* [WHAT IS BEING ASKED] In the listing below, locate the lines that hold "this" and copy them.

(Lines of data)
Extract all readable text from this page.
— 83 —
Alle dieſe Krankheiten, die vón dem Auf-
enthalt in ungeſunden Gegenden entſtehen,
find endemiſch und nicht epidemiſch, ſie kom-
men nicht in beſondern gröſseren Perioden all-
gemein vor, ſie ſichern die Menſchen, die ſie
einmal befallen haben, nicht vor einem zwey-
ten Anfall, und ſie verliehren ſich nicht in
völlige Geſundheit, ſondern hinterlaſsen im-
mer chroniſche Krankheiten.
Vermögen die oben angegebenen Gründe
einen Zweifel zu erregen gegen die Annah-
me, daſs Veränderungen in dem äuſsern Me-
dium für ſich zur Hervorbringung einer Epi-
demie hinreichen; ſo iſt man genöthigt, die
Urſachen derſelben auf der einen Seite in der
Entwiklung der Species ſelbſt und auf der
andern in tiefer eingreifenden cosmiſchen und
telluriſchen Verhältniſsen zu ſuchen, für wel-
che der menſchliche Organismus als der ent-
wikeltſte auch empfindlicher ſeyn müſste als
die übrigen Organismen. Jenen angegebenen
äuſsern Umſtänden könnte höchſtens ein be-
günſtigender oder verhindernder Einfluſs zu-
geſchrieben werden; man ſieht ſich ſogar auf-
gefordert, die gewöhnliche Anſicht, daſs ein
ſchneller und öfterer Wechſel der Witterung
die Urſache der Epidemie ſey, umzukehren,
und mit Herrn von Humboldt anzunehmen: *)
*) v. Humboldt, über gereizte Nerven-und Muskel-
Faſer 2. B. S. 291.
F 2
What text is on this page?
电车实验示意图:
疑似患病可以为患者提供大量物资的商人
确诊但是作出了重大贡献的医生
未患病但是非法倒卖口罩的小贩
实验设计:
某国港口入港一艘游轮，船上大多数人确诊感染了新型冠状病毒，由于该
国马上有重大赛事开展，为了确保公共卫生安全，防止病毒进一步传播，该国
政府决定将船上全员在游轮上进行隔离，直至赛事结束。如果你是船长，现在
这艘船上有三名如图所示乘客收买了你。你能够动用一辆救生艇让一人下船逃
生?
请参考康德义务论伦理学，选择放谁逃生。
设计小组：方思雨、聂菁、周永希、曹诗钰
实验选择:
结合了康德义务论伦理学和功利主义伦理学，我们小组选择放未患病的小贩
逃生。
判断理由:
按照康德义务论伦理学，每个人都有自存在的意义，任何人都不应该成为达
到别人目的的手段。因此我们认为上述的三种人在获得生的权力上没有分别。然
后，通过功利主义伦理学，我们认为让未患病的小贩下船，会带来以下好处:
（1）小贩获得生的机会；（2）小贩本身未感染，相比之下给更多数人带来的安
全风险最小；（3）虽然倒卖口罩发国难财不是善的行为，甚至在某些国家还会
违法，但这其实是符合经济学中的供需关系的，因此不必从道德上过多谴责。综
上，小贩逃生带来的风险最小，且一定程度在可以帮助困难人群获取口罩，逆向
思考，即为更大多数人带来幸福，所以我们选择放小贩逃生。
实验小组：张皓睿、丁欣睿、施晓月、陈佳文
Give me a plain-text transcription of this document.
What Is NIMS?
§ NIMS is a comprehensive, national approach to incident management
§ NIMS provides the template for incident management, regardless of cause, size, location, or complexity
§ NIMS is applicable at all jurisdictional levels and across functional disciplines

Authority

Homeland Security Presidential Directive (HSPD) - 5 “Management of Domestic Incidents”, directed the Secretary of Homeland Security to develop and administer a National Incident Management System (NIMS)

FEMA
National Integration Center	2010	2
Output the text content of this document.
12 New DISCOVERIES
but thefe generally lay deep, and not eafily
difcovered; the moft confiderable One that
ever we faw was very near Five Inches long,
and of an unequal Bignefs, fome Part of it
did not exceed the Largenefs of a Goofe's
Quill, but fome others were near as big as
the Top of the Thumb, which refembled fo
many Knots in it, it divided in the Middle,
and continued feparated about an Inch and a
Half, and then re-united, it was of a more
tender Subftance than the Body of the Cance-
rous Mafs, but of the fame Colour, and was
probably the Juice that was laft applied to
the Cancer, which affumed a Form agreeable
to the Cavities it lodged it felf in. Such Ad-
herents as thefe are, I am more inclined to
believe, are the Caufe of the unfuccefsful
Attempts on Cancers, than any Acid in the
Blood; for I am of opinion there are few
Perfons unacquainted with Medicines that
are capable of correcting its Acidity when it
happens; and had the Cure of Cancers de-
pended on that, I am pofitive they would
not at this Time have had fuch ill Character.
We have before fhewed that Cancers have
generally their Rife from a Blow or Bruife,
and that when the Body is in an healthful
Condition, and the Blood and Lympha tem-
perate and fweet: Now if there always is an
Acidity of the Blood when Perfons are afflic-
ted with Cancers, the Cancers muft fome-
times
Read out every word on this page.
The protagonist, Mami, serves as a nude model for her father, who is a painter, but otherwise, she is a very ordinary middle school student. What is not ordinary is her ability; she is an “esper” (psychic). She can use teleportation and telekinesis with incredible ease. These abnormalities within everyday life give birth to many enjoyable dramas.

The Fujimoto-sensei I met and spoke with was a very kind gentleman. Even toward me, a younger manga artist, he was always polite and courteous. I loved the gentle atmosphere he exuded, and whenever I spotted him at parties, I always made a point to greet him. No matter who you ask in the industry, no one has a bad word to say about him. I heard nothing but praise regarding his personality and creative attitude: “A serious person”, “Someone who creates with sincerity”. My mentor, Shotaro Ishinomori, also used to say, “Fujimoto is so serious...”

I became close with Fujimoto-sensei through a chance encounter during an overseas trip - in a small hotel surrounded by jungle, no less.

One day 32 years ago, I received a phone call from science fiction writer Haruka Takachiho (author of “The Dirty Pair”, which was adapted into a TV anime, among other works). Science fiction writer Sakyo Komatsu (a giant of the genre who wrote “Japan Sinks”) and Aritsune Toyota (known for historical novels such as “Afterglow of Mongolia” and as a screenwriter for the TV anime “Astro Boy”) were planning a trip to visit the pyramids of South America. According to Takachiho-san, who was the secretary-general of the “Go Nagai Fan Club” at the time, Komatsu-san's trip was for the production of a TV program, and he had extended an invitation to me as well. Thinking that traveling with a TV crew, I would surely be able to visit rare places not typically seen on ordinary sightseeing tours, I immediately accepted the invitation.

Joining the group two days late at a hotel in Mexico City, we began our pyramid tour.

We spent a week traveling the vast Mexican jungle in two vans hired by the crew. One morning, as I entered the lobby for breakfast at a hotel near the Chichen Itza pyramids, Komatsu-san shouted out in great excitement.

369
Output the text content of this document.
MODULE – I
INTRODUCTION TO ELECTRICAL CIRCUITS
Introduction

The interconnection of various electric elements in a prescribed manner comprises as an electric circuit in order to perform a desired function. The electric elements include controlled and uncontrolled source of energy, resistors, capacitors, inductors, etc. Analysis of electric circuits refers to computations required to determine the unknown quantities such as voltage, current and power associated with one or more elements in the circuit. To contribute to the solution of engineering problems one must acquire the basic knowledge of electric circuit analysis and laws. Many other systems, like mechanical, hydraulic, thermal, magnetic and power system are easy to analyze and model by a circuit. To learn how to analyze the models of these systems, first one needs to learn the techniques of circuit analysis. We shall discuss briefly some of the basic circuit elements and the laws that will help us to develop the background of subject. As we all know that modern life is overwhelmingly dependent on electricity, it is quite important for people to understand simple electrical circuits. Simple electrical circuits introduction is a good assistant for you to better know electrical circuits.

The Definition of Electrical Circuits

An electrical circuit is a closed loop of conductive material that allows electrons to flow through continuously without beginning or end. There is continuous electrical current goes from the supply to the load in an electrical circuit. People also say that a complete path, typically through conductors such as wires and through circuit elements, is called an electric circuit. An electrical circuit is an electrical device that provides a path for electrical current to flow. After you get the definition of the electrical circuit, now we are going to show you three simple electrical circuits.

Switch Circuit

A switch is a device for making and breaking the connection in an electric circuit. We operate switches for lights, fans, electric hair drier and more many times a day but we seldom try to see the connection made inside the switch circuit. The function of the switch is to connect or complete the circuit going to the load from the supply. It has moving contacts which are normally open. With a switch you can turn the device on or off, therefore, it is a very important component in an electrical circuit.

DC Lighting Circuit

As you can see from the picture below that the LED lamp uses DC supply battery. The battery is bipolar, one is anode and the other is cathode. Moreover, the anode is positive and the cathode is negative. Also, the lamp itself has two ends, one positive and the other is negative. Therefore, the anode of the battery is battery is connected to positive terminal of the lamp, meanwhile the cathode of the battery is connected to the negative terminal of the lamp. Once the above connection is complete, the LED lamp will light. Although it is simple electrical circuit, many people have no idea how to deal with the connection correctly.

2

* [FULL SOLUTION]
Extract all readable text from this page.
What text is on this page?
Give me a plain-text transcription of this document.
Output the text content of this document.
not at this Time have had fuch ill Character.
Read out every word on this page.
Output the text content of this document.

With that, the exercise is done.